Omit every picture and return the rest of the data unaltered.

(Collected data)
---

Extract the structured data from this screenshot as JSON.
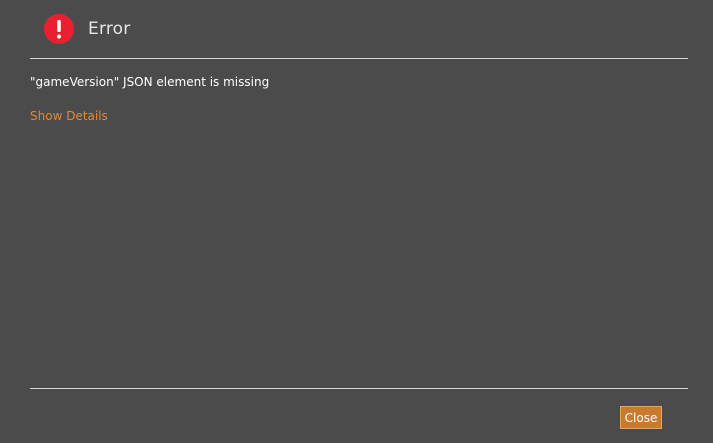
{
  "dialog": {
    "title": "Error",
    "icon": "error-exclamation-icon",
    "message": "\"gameVersion\" JSON element is missing",
    "details_link": "Show Details",
    "close_label": "Close"
  },
  "colors": {
    "background": "#4b4b4b",
    "divider": "#d6d6d6",
    "icon_red": "#e8202f",
    "link_orange": "#e0893b",
    "button_orange": "#c87b2f"
  }
}
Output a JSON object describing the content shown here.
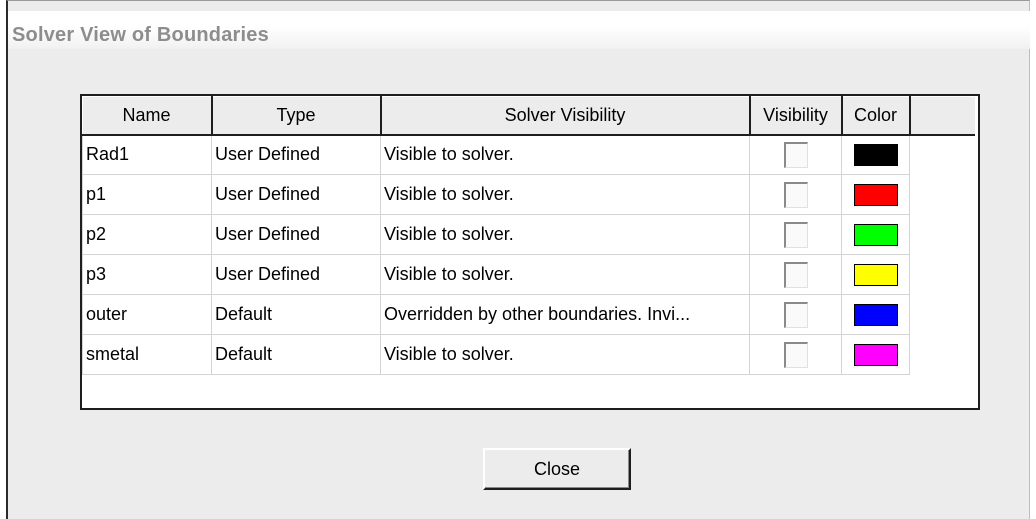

---

■ **Output for this exercise**
Extract the structured data from this screenshot as JSON.
{
  "dialog": {
    "title": "Error",
    "icon": "error-exclamation-icon",
    "message": "\"gameVersion\" JSON element is missing",
    "details_link": "Show Details",
    "close_label": "Close"
  },
  "colors": {
    "background": "#4b4b4b",
    "divider": "#d6d6d6",
    "icon_red": "#e8202f",
    "link_orange": "#e0893b",
    "button_orange": "#c87b2f"
  }
}
Output a JSON object describing the content shown here.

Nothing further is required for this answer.